Excerpt from a dataset:

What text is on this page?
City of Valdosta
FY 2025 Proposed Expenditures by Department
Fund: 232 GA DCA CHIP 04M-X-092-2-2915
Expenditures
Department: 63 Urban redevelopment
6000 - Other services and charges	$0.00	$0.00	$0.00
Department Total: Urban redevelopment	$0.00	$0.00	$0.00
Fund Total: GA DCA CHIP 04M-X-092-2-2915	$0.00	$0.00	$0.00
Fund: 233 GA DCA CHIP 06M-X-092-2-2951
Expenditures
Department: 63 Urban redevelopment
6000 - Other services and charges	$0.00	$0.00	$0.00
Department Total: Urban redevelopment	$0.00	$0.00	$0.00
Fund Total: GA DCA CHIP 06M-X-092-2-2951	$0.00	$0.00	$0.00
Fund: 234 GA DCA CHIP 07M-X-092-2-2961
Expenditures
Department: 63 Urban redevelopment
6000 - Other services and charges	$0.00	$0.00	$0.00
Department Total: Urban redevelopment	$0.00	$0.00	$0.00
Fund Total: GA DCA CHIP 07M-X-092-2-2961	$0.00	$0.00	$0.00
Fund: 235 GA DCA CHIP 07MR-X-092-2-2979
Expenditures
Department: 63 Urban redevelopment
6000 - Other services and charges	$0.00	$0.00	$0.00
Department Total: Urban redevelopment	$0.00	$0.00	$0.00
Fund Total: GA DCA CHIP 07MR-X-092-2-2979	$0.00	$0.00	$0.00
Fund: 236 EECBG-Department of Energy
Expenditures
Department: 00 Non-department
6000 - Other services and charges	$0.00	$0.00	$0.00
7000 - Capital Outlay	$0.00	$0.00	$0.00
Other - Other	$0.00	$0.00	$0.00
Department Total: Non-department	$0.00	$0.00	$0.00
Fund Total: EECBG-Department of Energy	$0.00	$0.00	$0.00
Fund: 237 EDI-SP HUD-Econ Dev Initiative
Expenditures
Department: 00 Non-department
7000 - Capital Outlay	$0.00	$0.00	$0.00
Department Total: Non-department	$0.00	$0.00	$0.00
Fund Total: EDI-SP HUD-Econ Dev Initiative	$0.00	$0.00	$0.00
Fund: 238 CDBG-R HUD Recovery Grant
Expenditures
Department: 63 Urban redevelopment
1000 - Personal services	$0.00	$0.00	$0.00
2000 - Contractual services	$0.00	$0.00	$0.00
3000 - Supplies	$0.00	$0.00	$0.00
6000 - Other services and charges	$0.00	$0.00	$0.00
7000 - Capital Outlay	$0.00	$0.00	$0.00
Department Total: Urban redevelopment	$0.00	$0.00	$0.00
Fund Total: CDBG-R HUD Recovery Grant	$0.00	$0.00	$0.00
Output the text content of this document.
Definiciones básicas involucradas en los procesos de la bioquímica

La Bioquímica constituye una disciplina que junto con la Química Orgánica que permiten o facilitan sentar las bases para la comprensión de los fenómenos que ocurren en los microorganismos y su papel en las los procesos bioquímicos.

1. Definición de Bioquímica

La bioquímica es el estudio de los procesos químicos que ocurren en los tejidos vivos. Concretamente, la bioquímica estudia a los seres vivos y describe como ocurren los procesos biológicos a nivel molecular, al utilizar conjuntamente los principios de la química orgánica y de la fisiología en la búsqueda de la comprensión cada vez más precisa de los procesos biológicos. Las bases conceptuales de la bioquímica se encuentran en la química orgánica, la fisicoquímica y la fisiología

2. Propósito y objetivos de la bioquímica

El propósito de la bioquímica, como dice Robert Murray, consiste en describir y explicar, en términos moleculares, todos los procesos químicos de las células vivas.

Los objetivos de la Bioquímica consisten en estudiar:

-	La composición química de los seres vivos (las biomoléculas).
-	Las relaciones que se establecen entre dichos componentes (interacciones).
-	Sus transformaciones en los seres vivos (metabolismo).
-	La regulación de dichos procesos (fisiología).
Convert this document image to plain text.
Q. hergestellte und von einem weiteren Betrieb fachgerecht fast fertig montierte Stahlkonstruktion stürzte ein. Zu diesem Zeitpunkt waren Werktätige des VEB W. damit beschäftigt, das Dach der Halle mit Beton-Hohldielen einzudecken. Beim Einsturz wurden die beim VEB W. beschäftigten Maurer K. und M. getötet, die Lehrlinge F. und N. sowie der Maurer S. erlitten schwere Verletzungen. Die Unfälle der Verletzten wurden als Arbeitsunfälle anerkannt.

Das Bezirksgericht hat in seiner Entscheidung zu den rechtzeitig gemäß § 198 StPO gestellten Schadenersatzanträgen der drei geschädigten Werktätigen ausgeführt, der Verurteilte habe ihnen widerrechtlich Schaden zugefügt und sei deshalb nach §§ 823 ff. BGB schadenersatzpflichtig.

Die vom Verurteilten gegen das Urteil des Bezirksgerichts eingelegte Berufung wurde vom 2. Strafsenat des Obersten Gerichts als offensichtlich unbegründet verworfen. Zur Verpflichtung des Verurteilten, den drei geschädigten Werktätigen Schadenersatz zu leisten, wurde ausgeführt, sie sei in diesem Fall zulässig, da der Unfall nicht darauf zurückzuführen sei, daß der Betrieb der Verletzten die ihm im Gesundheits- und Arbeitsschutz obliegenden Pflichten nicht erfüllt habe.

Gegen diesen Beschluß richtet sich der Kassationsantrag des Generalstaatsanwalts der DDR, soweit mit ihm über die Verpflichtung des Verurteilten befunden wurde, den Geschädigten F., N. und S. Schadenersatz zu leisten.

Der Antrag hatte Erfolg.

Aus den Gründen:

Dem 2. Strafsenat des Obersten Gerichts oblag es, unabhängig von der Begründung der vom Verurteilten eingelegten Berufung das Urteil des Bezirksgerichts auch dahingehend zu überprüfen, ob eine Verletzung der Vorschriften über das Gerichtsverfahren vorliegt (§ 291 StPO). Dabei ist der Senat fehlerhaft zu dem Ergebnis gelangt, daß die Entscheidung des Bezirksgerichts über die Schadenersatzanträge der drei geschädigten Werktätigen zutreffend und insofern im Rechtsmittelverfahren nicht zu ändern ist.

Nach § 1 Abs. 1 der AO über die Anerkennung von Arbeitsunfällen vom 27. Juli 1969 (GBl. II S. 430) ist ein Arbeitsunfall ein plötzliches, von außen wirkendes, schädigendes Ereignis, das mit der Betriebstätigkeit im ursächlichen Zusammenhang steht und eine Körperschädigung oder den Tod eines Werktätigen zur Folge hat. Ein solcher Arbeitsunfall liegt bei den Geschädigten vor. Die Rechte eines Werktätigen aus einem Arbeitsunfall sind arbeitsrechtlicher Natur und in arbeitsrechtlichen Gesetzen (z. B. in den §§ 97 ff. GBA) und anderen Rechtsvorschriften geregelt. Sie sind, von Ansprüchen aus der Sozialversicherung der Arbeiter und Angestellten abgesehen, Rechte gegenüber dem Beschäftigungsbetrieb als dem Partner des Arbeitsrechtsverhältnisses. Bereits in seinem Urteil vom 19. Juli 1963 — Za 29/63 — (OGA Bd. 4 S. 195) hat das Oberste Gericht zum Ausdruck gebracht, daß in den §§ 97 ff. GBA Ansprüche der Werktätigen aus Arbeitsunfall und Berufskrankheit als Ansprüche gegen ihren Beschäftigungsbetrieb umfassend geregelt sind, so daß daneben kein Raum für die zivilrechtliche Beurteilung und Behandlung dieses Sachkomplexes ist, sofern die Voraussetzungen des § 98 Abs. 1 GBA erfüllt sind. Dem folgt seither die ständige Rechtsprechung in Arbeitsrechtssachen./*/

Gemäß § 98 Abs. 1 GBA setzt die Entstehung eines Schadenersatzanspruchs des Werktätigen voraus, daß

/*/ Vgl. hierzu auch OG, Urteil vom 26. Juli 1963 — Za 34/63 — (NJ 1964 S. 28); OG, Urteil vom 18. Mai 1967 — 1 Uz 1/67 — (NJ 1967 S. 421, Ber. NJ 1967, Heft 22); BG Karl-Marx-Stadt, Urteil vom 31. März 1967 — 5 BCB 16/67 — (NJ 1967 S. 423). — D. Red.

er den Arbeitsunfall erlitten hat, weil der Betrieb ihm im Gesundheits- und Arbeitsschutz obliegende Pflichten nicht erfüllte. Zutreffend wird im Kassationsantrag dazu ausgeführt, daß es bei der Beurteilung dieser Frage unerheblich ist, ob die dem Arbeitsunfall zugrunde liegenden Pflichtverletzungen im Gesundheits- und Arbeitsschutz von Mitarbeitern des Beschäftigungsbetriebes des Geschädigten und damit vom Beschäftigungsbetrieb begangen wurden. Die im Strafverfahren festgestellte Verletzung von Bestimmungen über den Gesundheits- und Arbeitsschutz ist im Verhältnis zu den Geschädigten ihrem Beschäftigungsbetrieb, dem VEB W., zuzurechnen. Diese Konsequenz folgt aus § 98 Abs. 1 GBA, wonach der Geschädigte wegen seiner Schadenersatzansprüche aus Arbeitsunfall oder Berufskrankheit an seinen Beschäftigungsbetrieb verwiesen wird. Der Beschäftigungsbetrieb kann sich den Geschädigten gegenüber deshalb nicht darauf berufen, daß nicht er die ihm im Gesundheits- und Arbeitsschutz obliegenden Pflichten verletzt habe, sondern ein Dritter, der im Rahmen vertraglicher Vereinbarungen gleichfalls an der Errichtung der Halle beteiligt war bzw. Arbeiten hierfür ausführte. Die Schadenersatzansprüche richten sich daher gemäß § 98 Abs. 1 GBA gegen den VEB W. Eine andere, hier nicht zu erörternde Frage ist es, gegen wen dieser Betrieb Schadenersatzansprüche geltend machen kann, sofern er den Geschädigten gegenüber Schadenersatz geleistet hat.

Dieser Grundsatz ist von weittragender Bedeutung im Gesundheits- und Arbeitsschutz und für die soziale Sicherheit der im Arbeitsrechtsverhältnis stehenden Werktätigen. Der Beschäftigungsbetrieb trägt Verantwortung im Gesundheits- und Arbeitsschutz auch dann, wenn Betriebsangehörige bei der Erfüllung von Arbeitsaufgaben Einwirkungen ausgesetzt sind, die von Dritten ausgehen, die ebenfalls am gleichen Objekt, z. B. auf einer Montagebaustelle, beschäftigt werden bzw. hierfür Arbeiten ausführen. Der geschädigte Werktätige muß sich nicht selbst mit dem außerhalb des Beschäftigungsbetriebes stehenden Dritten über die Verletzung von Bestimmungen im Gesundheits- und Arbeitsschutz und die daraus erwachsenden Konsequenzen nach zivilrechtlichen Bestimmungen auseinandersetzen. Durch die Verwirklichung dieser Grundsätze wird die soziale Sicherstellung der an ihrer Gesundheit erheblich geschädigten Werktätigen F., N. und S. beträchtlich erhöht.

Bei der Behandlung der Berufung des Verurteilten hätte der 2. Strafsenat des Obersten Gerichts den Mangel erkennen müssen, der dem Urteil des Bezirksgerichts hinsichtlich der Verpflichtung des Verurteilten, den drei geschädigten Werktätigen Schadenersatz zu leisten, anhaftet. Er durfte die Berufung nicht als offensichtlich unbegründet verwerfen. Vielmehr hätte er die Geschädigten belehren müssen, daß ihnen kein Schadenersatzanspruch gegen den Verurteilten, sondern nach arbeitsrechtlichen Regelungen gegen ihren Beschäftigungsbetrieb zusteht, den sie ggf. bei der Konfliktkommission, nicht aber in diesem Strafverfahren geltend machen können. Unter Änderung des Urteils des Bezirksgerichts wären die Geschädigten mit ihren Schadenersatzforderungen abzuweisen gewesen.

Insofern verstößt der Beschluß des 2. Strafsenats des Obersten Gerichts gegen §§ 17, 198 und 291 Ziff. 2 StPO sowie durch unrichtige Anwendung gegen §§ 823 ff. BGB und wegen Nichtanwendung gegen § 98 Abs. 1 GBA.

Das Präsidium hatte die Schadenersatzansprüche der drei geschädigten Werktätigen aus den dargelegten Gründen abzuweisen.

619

TASK BRIEF - Look above for lines with the word "Verpflichtung" and copy them all.

TASK RESPONSE -
Die vom Verurteilten gegen das Urteil des Bezirksgerichts eingelegte Berufung wurde vom 2. Strafsenat des Obersten Gerichts als offensichtlich unbegründet verworfen. Zur Verpflichtung des Verurteilten, den drei geschädigten Werktätigen Schadenersatz zu leisten, wurde ausgeführt, sie sei in diesem Fall zulässig, da der Unfall nicht darauf zurückzuführen sei, daß der Betrieb der Verletzten die ihm im Gesundheits- und Arbeitsschutz obliegenden Pflichten nicht erfüllt habe.
Gegen diesen Beschluß richtet sich der Kassationsantrag des Generalstaatsanwalts der DDR, soweit mit ihm über die Verpflichtung des Verurteilten befunden wurde, den Geschädigten F., N. und S. Schadenersatz zu leisten.
Bei der Behandlung der Berufung des Verurteilten hätte der 2. Strafsenat des Obersten Gerichts den Mangel erkennen müssen, der dem Urteil des Bezirksgerichts hinsichtlich der Verpflichtung des Verurteilten, den drei geschädigten Werktätigen Schadenersatz zu leisten, anhaftet. Er durfte die Berufung nicht als offensichtlich unbegründet verwerfen. Vielmehr hätte er die Geschädigten belehren müssen, daß ihnen kein Schadenersatzanspruch gegen den Verurteilten, sondern nach arbeitsrechtlichen Regelungen gegen ihren Beschäftigungsbetrieb zusteht, den sie ggf. bei der Konfliktkommission, nicht aber in diesem Strafverfahren geltend machen können. Unter Änderung des Urteils des Bezirksgerichts wären die Geschädigten mit ihren Schadenersatzforderungen abzuweisen gewesen.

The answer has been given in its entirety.